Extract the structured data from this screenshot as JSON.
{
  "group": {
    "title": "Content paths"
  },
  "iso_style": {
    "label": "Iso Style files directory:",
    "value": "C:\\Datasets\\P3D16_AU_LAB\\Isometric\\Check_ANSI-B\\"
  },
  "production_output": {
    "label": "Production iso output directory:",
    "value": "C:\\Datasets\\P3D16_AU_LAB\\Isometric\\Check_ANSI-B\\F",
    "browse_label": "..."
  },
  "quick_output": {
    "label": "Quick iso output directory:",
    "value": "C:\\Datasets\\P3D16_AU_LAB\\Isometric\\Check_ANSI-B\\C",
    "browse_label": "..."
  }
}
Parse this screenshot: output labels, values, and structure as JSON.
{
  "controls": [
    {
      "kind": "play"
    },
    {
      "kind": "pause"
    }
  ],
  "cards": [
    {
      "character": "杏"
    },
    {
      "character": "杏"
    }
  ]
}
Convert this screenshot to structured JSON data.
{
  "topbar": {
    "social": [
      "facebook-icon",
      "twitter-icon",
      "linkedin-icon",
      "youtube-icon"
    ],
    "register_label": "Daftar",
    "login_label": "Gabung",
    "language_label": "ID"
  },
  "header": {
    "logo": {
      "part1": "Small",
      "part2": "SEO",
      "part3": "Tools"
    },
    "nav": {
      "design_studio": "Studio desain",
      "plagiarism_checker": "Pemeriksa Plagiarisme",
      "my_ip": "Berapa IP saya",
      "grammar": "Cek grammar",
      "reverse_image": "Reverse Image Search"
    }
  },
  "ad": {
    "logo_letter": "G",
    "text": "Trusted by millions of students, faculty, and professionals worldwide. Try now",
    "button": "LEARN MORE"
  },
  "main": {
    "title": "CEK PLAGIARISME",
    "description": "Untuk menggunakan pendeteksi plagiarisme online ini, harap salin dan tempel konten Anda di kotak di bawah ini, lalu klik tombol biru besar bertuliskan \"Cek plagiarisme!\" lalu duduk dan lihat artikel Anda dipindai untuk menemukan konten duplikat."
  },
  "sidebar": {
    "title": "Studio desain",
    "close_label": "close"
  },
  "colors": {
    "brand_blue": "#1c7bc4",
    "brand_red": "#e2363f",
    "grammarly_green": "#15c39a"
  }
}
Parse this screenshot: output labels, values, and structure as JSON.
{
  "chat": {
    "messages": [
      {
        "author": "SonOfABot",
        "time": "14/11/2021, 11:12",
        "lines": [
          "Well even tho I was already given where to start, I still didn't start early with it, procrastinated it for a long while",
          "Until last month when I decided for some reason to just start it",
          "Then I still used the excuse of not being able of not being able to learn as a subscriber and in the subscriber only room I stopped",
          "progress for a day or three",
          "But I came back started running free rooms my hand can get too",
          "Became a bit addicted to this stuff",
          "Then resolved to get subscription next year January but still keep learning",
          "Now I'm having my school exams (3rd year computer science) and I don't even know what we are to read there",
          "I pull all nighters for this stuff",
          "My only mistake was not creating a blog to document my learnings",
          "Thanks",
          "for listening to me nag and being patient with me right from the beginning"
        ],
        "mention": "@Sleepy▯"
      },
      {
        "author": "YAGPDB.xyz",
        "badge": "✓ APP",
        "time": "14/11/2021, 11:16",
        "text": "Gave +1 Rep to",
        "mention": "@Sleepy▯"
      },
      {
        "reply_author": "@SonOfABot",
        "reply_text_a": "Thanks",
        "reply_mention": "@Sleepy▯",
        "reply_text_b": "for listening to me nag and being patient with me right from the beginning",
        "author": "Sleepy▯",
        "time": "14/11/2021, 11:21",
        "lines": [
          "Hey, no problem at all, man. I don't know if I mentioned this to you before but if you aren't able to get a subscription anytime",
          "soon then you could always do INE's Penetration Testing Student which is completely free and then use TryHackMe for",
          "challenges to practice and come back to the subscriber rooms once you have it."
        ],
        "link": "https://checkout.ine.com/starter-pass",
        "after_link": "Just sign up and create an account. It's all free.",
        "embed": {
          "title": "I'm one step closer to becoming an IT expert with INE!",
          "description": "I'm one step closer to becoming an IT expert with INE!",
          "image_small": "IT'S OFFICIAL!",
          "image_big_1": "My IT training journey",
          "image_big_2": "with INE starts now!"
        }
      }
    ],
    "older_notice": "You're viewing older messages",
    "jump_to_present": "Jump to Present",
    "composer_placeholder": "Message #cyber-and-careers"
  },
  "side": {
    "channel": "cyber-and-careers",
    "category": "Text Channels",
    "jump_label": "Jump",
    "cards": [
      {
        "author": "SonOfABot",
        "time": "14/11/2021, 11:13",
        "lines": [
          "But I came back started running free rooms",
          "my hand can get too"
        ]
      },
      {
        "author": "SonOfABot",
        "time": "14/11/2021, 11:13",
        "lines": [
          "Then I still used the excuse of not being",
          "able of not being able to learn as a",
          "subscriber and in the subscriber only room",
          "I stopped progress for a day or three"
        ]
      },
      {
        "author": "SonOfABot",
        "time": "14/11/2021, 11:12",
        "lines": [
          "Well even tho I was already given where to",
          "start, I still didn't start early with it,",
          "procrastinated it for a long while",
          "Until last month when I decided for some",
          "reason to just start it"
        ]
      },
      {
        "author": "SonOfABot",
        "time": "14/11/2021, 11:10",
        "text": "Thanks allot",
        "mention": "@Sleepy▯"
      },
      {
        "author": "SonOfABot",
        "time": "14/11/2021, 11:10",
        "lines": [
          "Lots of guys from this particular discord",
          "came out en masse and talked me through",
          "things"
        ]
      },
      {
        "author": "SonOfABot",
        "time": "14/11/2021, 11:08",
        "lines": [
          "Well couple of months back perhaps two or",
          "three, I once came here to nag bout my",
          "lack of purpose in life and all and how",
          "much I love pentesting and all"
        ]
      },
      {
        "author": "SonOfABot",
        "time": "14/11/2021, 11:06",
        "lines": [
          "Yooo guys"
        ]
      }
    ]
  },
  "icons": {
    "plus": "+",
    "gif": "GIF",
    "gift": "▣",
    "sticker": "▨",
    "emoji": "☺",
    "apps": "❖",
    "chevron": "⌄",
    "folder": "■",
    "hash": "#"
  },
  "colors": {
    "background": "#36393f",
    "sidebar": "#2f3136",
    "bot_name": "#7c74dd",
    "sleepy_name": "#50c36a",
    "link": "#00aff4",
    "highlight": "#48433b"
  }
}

## Exercise objective
Only the number is wanted: how many lines in the data include the word "didn"?

## Response to this exercise
2